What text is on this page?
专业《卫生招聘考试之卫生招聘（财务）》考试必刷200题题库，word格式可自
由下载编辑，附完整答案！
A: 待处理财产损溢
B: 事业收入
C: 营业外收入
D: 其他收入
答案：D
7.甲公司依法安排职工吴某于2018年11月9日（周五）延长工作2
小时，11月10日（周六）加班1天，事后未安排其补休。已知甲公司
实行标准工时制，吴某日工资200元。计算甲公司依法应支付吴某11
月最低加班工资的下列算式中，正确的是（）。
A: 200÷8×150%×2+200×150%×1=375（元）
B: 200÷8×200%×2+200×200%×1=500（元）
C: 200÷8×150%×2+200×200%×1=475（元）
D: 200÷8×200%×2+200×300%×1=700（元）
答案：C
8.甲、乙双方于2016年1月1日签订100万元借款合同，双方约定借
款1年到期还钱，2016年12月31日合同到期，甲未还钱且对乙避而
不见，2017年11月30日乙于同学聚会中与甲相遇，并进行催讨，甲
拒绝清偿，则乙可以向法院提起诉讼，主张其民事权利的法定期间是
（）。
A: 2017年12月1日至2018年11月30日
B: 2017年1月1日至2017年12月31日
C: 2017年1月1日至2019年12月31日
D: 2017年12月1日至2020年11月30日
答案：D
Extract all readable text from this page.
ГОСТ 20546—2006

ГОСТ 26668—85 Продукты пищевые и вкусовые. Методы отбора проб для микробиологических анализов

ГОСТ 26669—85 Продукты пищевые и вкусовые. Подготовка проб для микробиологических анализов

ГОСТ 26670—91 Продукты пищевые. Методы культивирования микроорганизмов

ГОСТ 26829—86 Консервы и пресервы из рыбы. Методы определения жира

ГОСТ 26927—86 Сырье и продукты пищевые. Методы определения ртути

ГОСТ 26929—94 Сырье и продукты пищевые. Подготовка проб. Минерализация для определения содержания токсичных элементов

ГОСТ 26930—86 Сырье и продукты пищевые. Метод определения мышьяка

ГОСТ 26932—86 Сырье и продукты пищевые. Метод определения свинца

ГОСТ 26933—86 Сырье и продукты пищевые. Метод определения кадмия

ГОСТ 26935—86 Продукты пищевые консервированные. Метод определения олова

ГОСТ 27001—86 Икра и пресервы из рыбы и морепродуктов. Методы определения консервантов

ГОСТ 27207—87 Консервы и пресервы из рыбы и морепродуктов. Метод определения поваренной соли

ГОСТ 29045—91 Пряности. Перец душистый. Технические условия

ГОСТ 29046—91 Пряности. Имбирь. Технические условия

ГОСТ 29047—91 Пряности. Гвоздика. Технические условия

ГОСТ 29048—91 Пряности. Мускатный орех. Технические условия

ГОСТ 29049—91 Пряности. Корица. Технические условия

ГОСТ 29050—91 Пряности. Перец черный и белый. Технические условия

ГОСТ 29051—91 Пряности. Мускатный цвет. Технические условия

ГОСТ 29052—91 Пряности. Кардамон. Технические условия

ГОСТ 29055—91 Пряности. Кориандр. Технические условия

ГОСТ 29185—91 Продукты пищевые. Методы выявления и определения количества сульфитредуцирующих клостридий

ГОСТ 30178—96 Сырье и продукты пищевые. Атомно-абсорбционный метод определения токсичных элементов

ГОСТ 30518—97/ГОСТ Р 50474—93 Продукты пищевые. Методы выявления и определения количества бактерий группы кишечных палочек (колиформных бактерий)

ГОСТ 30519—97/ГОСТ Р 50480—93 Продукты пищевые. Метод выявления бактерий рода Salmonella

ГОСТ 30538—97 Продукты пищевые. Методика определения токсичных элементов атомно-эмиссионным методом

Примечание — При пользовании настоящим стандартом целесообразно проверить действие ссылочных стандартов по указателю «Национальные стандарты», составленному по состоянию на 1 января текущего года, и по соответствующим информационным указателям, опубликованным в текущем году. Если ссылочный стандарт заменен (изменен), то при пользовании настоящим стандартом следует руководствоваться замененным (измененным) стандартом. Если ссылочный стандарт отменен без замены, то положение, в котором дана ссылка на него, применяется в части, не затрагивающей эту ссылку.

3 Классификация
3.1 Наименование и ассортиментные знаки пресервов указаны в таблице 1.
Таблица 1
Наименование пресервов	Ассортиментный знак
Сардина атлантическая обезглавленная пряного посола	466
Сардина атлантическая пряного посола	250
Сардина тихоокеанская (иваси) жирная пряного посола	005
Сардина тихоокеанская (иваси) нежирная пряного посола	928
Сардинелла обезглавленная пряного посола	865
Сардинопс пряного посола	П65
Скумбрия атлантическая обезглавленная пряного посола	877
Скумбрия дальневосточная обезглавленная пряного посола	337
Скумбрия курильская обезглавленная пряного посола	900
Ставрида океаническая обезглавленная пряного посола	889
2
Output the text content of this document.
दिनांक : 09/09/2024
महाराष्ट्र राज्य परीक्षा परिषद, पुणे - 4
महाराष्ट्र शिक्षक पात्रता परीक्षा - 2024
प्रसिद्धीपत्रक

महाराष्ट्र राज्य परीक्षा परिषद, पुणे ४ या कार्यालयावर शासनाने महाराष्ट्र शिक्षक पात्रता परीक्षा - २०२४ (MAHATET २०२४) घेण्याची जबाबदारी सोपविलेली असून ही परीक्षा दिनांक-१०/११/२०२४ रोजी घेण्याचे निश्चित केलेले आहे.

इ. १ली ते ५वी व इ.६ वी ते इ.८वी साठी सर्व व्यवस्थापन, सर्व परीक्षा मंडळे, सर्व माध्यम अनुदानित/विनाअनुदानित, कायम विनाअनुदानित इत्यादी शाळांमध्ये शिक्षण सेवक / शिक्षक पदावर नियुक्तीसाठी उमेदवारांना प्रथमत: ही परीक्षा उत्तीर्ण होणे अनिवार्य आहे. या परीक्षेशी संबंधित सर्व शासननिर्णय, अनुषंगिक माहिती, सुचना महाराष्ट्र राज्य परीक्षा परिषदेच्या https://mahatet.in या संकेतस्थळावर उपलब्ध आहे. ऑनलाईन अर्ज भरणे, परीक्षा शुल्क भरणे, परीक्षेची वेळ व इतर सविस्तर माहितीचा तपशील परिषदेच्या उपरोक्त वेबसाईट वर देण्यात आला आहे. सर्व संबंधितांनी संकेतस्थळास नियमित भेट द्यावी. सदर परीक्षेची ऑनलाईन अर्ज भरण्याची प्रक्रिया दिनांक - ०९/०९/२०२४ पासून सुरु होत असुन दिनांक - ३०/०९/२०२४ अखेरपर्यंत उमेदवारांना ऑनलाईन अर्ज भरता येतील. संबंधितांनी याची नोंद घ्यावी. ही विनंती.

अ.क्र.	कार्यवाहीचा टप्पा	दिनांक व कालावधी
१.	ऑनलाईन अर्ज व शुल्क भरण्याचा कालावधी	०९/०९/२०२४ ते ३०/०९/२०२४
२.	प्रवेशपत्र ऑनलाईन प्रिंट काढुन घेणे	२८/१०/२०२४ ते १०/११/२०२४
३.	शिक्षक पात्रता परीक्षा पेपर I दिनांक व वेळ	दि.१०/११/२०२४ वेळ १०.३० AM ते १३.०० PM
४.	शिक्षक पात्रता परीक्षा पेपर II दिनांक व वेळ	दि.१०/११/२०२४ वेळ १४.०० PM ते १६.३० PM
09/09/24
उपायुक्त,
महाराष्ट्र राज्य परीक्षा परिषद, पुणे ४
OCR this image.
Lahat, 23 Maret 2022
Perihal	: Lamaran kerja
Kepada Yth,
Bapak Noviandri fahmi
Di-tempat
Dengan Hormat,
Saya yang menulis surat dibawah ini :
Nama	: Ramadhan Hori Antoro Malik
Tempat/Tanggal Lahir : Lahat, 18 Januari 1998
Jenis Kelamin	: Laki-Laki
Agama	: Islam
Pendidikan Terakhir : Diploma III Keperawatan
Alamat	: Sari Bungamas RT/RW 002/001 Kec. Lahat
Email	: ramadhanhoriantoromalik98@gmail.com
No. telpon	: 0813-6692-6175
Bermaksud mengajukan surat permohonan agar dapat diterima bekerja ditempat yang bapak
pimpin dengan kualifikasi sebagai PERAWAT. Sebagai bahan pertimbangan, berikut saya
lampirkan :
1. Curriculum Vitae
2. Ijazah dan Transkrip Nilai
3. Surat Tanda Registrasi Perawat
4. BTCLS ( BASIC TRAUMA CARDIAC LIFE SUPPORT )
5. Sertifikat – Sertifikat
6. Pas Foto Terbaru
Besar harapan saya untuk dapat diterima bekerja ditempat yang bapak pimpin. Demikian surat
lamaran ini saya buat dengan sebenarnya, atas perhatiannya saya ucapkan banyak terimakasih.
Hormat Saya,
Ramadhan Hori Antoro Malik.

**Exercise brief**
Only a number is needed: how many lines of the material above contain "Подготовка"?

**Response to this exercise**
2